> **Extracted records**:

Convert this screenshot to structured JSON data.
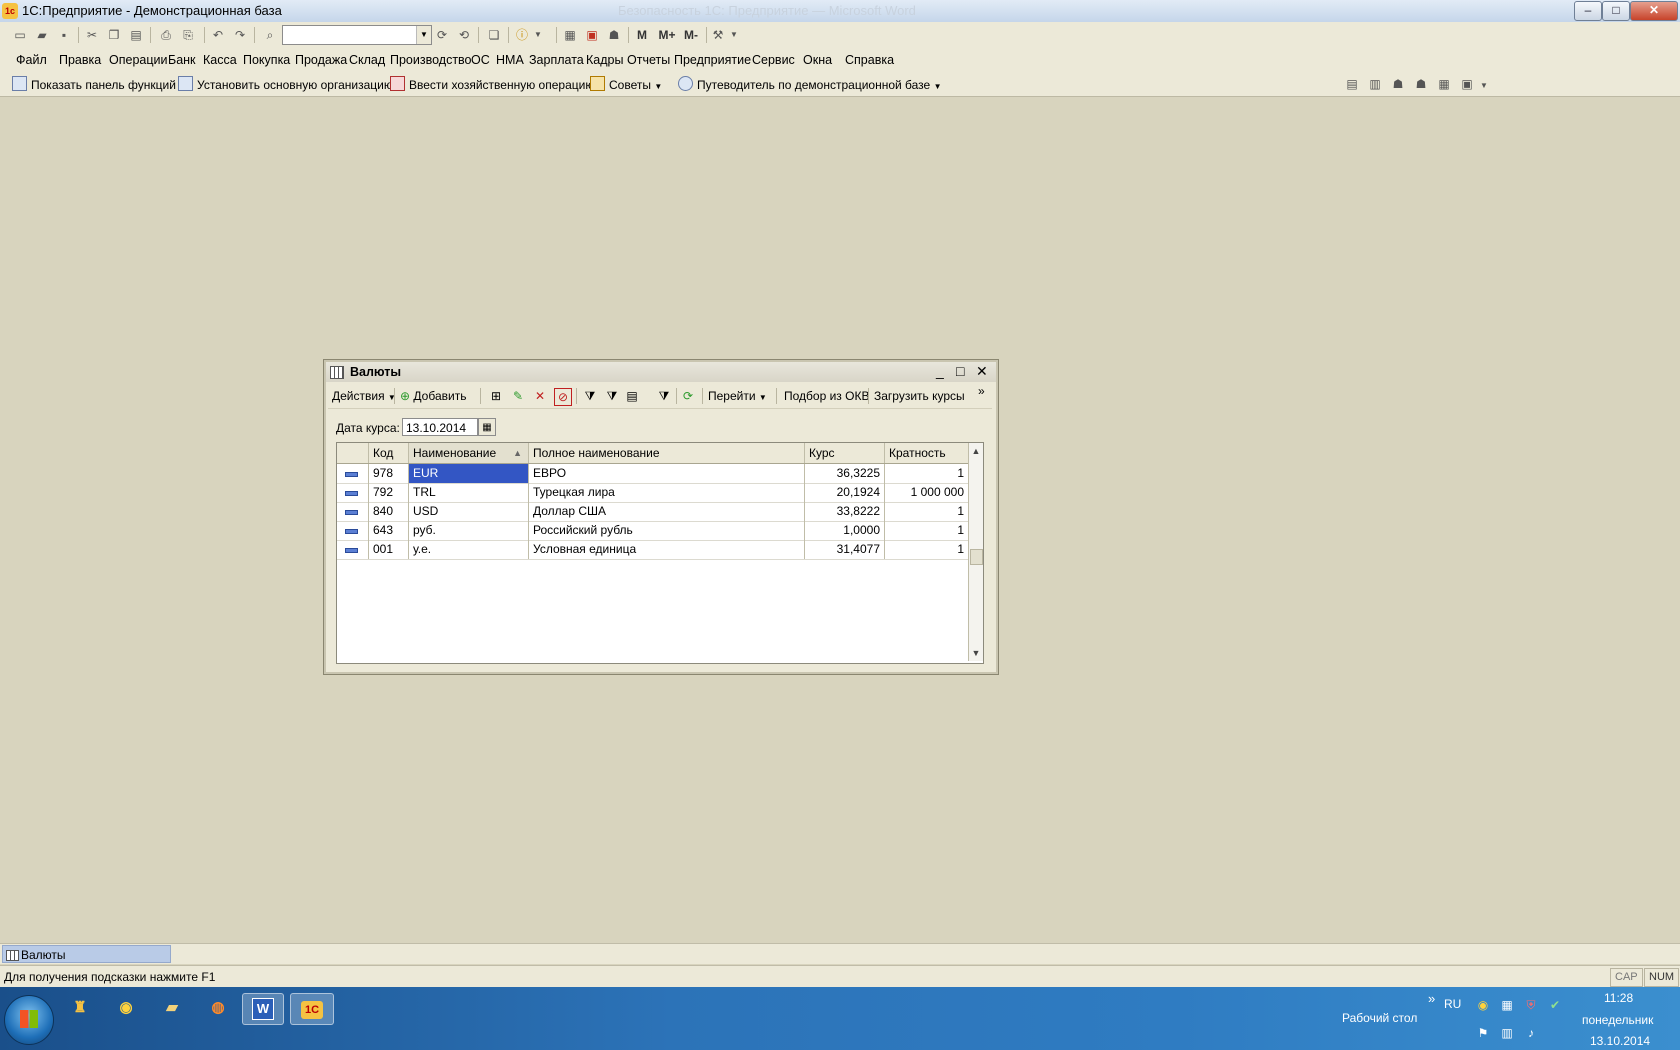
{
  "window": {
    "title": "1С:Предприятие - Демонстрационная база",
    "background_title": "Безопасность 1С: Предприятие — Microsoft Word",
    "app_icon": "1с",
    "buttons": {
      "minimize": "–",
      "maximize": "□",
      "close": "✕"
    }
  },
  "menu": {
    "items": [
      "Файл",
      "Правка",
      "Операции",
      "Банк",
      "Касса",
      "Покупка",
      "Продажа",
      "Склад",
      "Производство",
      "ОС",
      "НМА",
      "Зарплата",
      "Кадры",
      "Отчеты",
      "Предприятие",
      "Сервис",
      "Окна",
      "Справка"
    ]
  },
  "toolbar": {
    "m_buttons": [
      "M",
      "M+",
      "M-"
    ]
  },
  "function_toolbar": {
    "items": [
      "Показать панель функций",
      "Установить основную организацию",
      "Ввести хозяйственную операцию",
      "Советы",
      "Путеводитель по демонстрационной базе"
    ]
  },
  "currencies_window": {
    "title": "Валюты",
    "actions_label": "Действия",
    "add_label": "Добавить",
    "goto_label": "Перейти",
    "okv_label": "Подбор из ОКВ",
    "load_rates_label": "Загрузить курсы",
    "rate_date_label": "Дата курса:",
    "rate_date_value": "13.10.2014",
    "columns": [
      "Код",
      "Наименование",
      "Полное наименование",
      "Курс",
      "Кратность"
    ],
    "rows": [
      {
        "code": "978",
        "name": "EUR",
        "full_name": "ЕВРО",
        "rate": "36,3225",
        "multiplicity": "1"
      },
      {
        "code": "792",
        "name": "TRL",
        "full_name": "Турецкая лира",
        "rate": "20,1924",
        "multiplicity": "1 000 000"
      },
      {
        "code": "840",
        "name": "USD",
        "full_name": "Доллар США",
        "rate": "33,8222",
        "multiplicity": "1"
      },
      {
        "code": "643",
        "name": "руб.",
        "full_name": "Российский рубль",
        "rate": "1,0000",
        "multiplicity": "1"
      },
      {
        "code": "001",
        "name": "у.е.",
        "full_name": "Условная единица",
        "rate": "31,4077",
        "multiplicity": "1"
      }
    ]
  },
  "taskstrip": {
    "tab_label": "Валюты"
  },
  "status": {
    "hint": "Для получения подсказки нажмите F1",
    "cap": "CAP",
    "num": "NUM"
  },
  "taskbar": {
    "desktop_label": "Рабочий стол",
    "lang": "RU",
    "time": "11:28",
    "weekday": "понедельник",
    "date": "13.10.2014",
    "word_label": "W",
    "onec_label": "1С"
  },
  "colors": {
    "selection": "#3356c4",
    "workspace": "#d8d4be",
    "toolbar": "#ece9d8"
  }
}
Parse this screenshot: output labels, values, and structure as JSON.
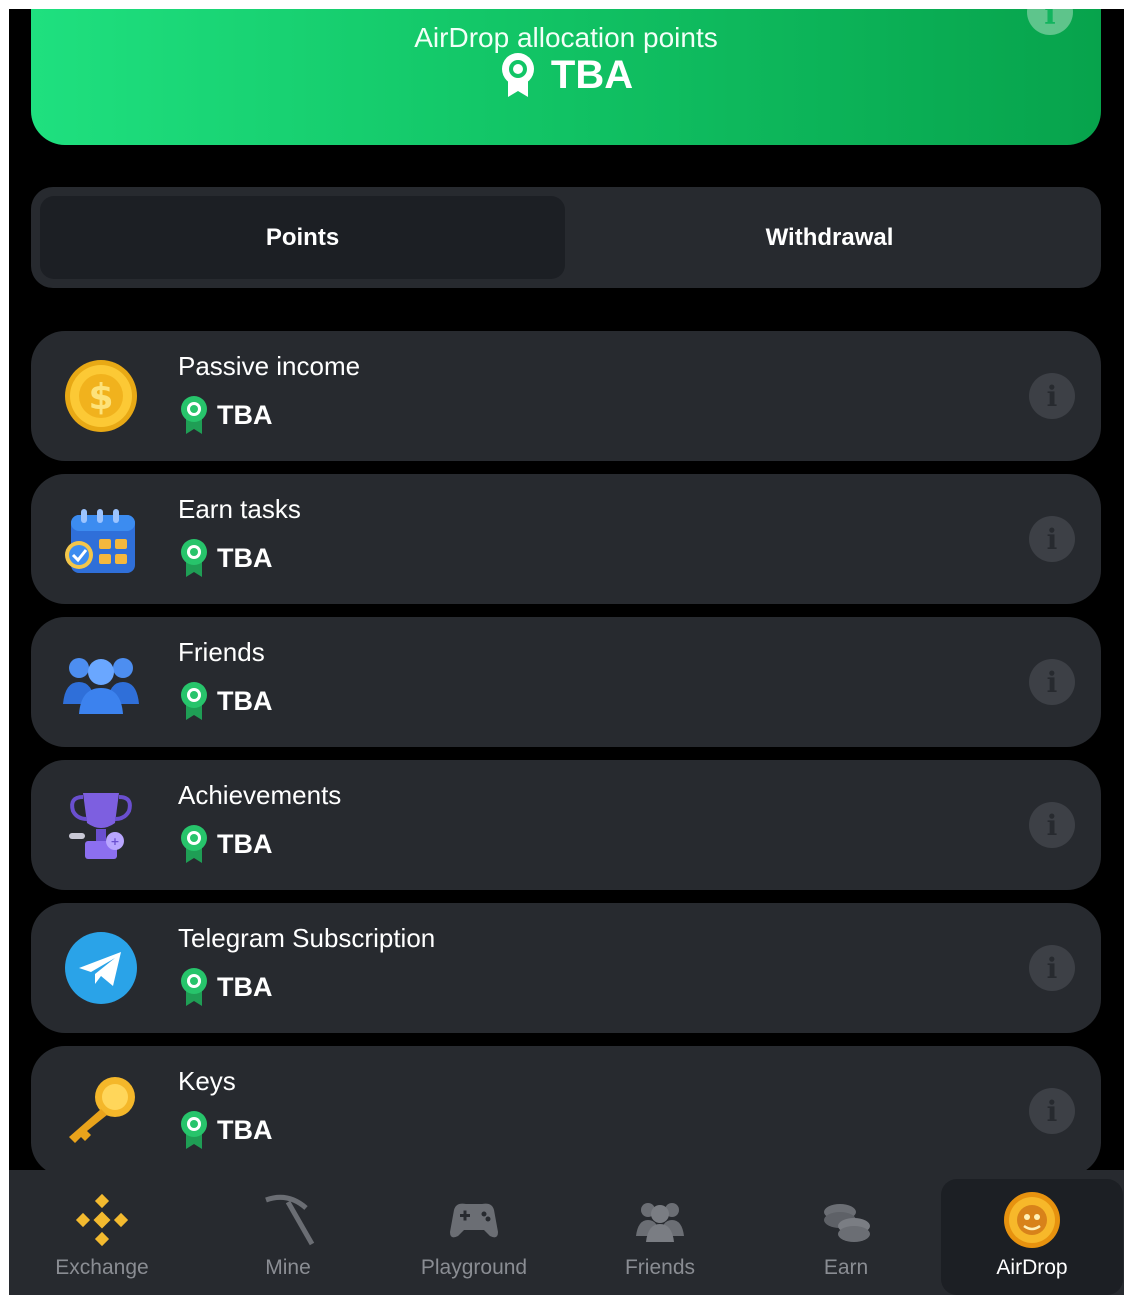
{
  "banner": {
    "title": "AirDrop allocation points",
    "value": "TBA",
    "info_glyph": "i"
  },
  "tabs": [
    {
      "label": "Points",
      "active": true
    },
    {
      "label": "Withdrawal",
      "active": false
    }
  ],
  "items": [
    {
      "title": "Passive income",
      "value": "TBA",
      "icon": "gold-coin-icon"
    },
    {
      "title": "Earn tasks",
      "value": "TBA",
      "icon": "calendar-tasks-icon"
    },
    {
      "title": "Friends",
      "value": "TBA",
      "icon": "friends-group-icon"
    },
    {
      "title": "Achievements",
      "value": "TBA",
      "icon": "trophy-icon"
    },
    {
      "title": "Telegram Subscription",
      "value": "TBA",
      "icon": "telegram-icon"
    },
    {
      "title": "Keys",
      "value": "TBA",
      "icon": "key-icon"
    }
  ],
  "nav": [
    {
      "label": "Exchange",
      "icon": "binance-icon",
      "active": false
    },
    {
      "label": "Mine",
      "icon": "pickaxe-icon",
      "active": false
    },
    {
      "label": "Playground",
      "icon": "gamepad-icon",
      "active": false
    },
    {
      "label": "Friends",
      "icon": "friends-icon",
      "active": false
    },
    {
      "label": "Earn",
      "icon": "coins-icon",
      "active": false
    },
    {
      "label": "AirDrop",
      "icon": "airdrop-coin-icon",
      "active": true
    }
  ],
  "colors": {
    "background": "#000000",
    "card": "#272a2f",
    "accent_green": "#12c566",
    "medal_green": "#27c46b",
    "text": "#ffffff",
    "muted": "#8a8d93"
  }
}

> **Objective**:
Each entry should be repeated exactly as it appears; the pictures stay out.

> **Full solution**:
Convert this screenshot to structured JSON data.
{
  "window": {
    "title": "1С:Предприятие - Демонстрационная база",
    "background_title": "Безопасность 1С: Предприятие — Microsoft Word",
    "app_icon": "1с",
    "buttons": {
      "minimize": "–",
      "maximize": "□",
      "close": "✕"
    }
  },
  "menu": {
    "items": [
      "Файл",
      "Правка",
      "Операции",
      "Банк",
      "Касса",
      "Покупка",
      "Продажа",
      "Склад",
      "Производство",
      "ОС",
      "НМА",
      "Зарплата",
      "Кадры",
      "Отчеты",
      "Предприятие",
      "Сервис",
      "Окна",
      "Справка"
    ]
  },
  "toolbar": {
    "m_buttons": [
      "M",
      "M+",
      "M-"
    ]
  },
  "function_toolbar": {
    "items": [
      "Показать панель функций",
      "Установить основную организацию",
      "Ввести хозяйственную операцию",
      "Советы",
      "Путеводитель по демонстрационной базе"
    ]
  },
  "currencies_window": {
    "title": "Валюты",
    "actions_label": "Действия",
    "add_label": "Добавить",
    "goto_label": "Перейти",
    "okv_label": "Подбор из ОКВ",
    "load_rates_label": "Загрузить курсы",
    "rate_date_label": "Дата курса:",
    "rate_date_value": "13.10.2014",
    "columns": [
      "Код",
      "Наименование",
      "Полное наименование",
      "Курс",
      "Кратность"
    ],
    "rows": [
      {
        "code": "978",
        "name": "EUR",
        "full_name": "ЕВРО",
        "rate": "36,3225",
        "multiplicity": "1"
      },
      {
        "code": "792",
        "name": "TRL",
        "full_name": "Турецкая лира",
        "rate": "20,1924",
        "multiplicity": "1 000 000"
      },
      {
        "code": "840",
        "name": "USD",
        "full_name": "Доллар США",
        "rate": "33,8222",
        "multiplicity": "1"
      },
      {
        "code": "643",
        "name": "руб.",
        "full_name": "Российский рубль",
        "rate": "1,0000",
        "multiplicity": "1"
      },
      {
        "code": "001",
        "name": "у.е.",
        "full_name": "Условная единица",
        "rate": "31,4077",
        "multiplicity": "1"
      }
    ]
  },
  "taskstrip": {
    "tab_label": "Валюты"
  },
  "status": {
    "hint": "Для получения подсказки нажмите F1",
    "cap": "CAP",
    "num": "NUM"
  },
  "taskbar": {
    "desktop_label": "Рабочий стол",
    "lang": "RU",
    "time": "11:28",
    "weekday": "понедельник",
    "date": "13.10.2014",
    "word_label": "W",
    "onec_label": "1С"
  },
  "colors": {
    "selection": "#3356c4",
    "workspace": "#d8d4be",
    "toolbar": "#ece9d8"
  }
}
Parse this screenshot: output labels, values, and structure as JSON.
{
  "banner": {
    "title": "AirDrop allocation points",
    "value": "TBA",
    "info_glyph": "i"
  },
  "tabs": [
    {
      "label": "Points",
      "active": true
    },
    {
      "label": "Withdrawal",
      "active": false
    }
  ],
  "items": [
    {
      "title": "Passive income",
      "value": "TBA",
      "icon": "gold-coin-icon"
    },
    {
      "title": "Earn tasks",
      "value": "TBA",
      "icon": "calendar-tasks-icon"
    },
    {
      "title": "Friends",
      "value": "TBA",
      "icon": "friends-group-icon"
    },
    {
      "title": "Achievements",
      "value": "TBA",
      "icon": "trophy-icon"
    },
    {
      "title": "Telegram Subscription",
      "value": "TBA",
      "icon": "telegram-icon"
    },
    {
      "title": "Keys",
      "value": "TBA",
      "icon": "key-icon"
    }
  ],
  "nav": [
    {
      "label": "Exchange",
      "icon": "binance-icon",
      "active": false
    },
    {
      "label": "Mine",
      "icon": "pickaxe-icon",
      "active": false
    },
    {
      "label": "Playground",
      "icon": "gamepad-icon",
      "active": false
    },
    {
      "label": "Friends",
      "icon": "friends-icon",
      "active": false
    },
    {
      "label": "Earn",
      "icon": "coins-icon",
      "active": false
    },
    {
      "label": "AirDrop",
      "icon": "airdrop-coin-icon",
      "active": true
    }
  ],
  "colors": {
    "background": "#000000",
    "card": "#272a2f",
    "accent_green": "#12c566",
    "medal_green": "#27c46b",
    "text": "#ffffff",
    "muted": "#8a8d93"
  }
}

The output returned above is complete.